▶ _EXTRACT TO READ_:
Define some parameters that we will use when creating the MarkerMap.

z_size is the dimension of the latent space in the variational auto-encoder. We always use 16
hidden_layer_size is the dimension of the hidden layers in the auto-encoder that come before and after the latent space layer. This is dependent on the data, a good rule of thumb is ~10% of the dimension of the input data. For the CITE-seq data which has 500 columns, we will use 64
k is the number of markers to extract
Set the file_path to wherever your data is

z_size = 16
hidden_layer_size = 64
k=50

file_path = 'data/cite_seq/CITEseq.h5ad'

Data

Set file_path to wherever your data is located. We then read in the data using scanpy and break it into X and y using the parse_data function. The text labels in adata.obs['annotation'] will be converted to number labels so that MarkerMap can use them properly.

We then split the data into training, validation, and test sets with a 70%, 10%, 20% split. MarkerMap uses a validation set during the training process.

file_path = '../data/cite_seq/CITEseq.h5ad'

adata = sc.read_h5ad(file_path)
adata.obs['annotation'] = adata.obs['names']
X, y, encoder = parse_adata(adata)

train_dataloader, val_dataloader, _, train_indices, val_indices, test_indices = split_data_into_dataloaders(
    X,
    y,
    train_size=0.7,
    val_size=0.1,
)
X.shape

Define and Train the Model

Now it is time to define the MarkerMap. There are many hyperparameters than can be tuned here, but the most important are k and the loss_tradeoff. The k parameter may require some domain knowledge, but it is fairly easy to benchmark for different levels of k, as we will see in the later examples. Loss_tradeoff is also important, see the paper for a further discussion. In general, we have 3 levels, 0 (supervised only), 0.5 (mixed supervised-unsupervised) and 1 (unsupervised only). This step may take a couple of minutes.

▶ _OBJECTIVE_: Continue the MarkerMap tutorial from the point where it stops. None of the material that follows is needed for this work.

▶ _DATASET CONTENT_:
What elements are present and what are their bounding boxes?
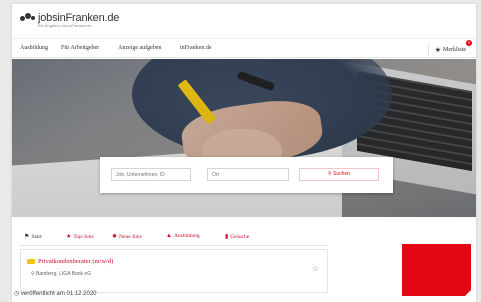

▶ _RESULT BELOW_:
supervised_marker_map = MarkerMap(X.shape[1], hidden_layer_size, z_size, len(np.unique(y)), k, loss_tradeoff=0)
train_model(supervised_marker_map, train_dataloader, val_dataloader)

Evaluate the model

Finally, we test the model. The new_model_metrics function trains a simple model such as a RandomForestClassifer on the training data restricted to the k markers, and then evaluates it on the testing data. We then print the misclassification rate, the f1-score, and plot a confusion matrix.

misclass_rate, test_rep, cm = new_model_metrics(
    X[np.concatenate([train_indices, val_indices]), :],
    y[np.concatenate([train_indices, val_indices])],
    X[test_indices, :],
    y[test_indices],
    markers = supervised_marker_map.markers().clone().cpu().detach().numpy(),
)

print(misclass_rate)
print(test_rep['weighted avg']['f1-score'])
plot_confusion_matrix(cm, encoder.classes_)

Benchmark Example

Now we will do an example where we use the benchmarking tools of the package. Follows the steps from the Simple Example through the data section, then pick up here. Alternatively, checkout out scripts/quick_start_benchmark.py for a python script or notebooks/quick_start_benchmark.ipynb for a Jupyter Notebook.

Define the Models

Now it is time to define all the models that we are benchmarking. For this tutorial, we will benchmark the three versions of MarkerMap: Supervised, Mixed, and Unsupervised. Each model in this repository comes with a function getBenchmarker where we specify all the parameters used for constructing the model and all the parameters used for training the model. The benchmark function will then run and evaluate them all. For this tutorial we will also specify a train argument, max_epochs which limits the number of epochs during training.

supervised_marker_map = MarkerMap.getBenchmarker(
  create_kwargs = {
    'input_size': X.shape[1],
    'hidden_layer_size': hidden_layer_size,
    'z_size': z_size,
    'num_classes': len(np.unique(y)),
    'k': k_range[0], # because we are benchmarking over k, this will get replaced by the benchmark function
    'loss_tradeoff': 0,
  },
  train_kwargs = {
    'max_epochs': max_epochs,
  }
)

mixed_marker_map = MarkerMap.getBenchmarker(
  create_kwargs = {
    'input_size': X.shape[1],
    'hidden_layer_size': hidden_layer_size,
    'z_size': z_size,
    'num_classes': len(np.unique(y)),
    'k': k_range[0],
    'loss_tradeoff': 0.5,
  },
  train_kwargs = {
    'max_epochs': max_epochs,
  }
)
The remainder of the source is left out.